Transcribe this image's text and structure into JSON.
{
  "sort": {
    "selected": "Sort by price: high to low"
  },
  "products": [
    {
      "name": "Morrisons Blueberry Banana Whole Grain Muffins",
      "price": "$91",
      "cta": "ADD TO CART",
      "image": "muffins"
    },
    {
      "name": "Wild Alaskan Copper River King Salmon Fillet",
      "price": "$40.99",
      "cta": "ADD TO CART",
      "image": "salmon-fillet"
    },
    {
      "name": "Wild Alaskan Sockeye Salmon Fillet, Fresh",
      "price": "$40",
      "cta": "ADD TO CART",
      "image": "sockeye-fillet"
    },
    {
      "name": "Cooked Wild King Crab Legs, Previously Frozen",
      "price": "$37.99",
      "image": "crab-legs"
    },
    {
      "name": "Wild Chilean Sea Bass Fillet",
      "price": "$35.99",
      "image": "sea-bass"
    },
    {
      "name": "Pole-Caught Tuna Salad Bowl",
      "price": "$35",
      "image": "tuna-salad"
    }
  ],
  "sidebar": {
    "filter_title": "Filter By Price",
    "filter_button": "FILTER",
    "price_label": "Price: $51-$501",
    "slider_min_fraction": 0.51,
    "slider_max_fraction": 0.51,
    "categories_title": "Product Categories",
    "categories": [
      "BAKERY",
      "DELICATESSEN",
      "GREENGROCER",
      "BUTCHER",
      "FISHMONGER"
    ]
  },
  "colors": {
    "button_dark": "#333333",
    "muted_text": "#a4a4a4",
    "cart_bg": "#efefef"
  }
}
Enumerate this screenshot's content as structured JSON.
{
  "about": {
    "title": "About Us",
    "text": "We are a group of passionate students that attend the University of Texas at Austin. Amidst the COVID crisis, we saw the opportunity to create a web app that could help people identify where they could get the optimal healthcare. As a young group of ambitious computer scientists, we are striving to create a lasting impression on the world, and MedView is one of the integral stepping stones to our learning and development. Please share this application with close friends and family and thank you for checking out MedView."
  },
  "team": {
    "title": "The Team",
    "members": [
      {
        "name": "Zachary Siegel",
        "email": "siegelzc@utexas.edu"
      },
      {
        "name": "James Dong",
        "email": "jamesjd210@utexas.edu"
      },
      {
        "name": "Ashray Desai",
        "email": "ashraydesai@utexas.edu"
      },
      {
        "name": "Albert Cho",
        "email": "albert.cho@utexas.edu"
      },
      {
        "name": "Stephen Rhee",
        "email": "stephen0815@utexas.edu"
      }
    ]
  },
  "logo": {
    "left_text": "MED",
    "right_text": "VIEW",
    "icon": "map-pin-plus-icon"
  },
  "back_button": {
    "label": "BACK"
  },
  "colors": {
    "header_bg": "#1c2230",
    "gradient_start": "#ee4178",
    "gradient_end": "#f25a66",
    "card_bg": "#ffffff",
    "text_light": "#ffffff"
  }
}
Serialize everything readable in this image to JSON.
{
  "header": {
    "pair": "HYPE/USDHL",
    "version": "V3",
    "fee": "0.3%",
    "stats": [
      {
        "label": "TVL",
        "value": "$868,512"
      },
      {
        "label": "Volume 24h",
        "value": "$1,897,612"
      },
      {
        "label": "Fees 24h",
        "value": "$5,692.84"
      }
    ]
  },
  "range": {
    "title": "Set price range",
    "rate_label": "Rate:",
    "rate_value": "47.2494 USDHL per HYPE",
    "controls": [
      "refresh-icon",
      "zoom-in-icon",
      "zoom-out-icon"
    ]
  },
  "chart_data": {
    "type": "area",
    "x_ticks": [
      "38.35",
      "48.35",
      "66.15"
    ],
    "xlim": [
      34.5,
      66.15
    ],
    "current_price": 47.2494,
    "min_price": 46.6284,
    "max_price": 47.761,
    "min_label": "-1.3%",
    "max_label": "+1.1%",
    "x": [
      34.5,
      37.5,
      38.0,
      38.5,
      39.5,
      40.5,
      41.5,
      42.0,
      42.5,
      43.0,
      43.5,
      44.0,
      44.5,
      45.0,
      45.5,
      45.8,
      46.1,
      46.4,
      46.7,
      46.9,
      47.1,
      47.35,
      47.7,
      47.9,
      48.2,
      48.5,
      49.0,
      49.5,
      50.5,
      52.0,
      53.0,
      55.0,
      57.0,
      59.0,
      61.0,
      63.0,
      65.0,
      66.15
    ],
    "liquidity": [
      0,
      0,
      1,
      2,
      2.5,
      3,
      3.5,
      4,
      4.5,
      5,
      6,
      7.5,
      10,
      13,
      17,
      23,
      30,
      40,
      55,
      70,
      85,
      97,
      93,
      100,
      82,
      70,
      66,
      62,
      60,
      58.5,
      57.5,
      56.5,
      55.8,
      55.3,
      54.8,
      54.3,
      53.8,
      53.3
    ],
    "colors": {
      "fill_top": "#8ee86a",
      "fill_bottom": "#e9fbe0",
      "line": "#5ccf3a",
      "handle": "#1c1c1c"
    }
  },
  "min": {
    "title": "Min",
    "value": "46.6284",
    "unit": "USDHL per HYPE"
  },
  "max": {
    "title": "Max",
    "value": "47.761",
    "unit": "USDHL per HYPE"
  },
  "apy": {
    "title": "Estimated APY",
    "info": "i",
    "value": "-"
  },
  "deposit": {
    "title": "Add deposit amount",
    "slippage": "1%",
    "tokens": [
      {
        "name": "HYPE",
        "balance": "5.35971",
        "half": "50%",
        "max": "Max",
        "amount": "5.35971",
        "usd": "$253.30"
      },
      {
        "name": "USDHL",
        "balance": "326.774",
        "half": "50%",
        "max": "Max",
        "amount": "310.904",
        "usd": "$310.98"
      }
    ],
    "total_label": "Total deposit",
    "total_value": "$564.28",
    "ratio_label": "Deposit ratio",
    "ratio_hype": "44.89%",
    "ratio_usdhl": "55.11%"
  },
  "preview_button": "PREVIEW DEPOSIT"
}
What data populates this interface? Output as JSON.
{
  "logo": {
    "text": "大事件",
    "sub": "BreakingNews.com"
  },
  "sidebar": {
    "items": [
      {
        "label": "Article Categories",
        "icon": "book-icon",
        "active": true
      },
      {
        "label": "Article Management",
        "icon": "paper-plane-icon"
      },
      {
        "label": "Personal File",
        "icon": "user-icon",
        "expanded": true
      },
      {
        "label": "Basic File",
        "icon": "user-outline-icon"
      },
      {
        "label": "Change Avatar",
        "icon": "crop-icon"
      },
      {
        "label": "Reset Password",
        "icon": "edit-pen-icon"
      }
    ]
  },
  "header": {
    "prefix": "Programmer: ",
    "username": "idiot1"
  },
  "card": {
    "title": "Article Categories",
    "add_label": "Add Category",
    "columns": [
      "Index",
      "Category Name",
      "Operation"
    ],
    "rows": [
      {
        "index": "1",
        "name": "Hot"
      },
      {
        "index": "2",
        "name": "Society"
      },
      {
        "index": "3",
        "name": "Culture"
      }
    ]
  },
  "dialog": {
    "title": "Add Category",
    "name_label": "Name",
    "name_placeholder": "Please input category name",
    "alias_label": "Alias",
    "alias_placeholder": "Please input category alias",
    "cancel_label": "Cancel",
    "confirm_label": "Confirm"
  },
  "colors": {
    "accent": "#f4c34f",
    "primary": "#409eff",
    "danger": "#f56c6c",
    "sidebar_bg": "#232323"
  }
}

○ ○ ○

DIRECTION:
Pull out every line holding "input" from the records above, and copy it.

ANSWER BELOW:
    "name_placeholder": "Please input category name",
    "alias_placeholder": "Please input category alias",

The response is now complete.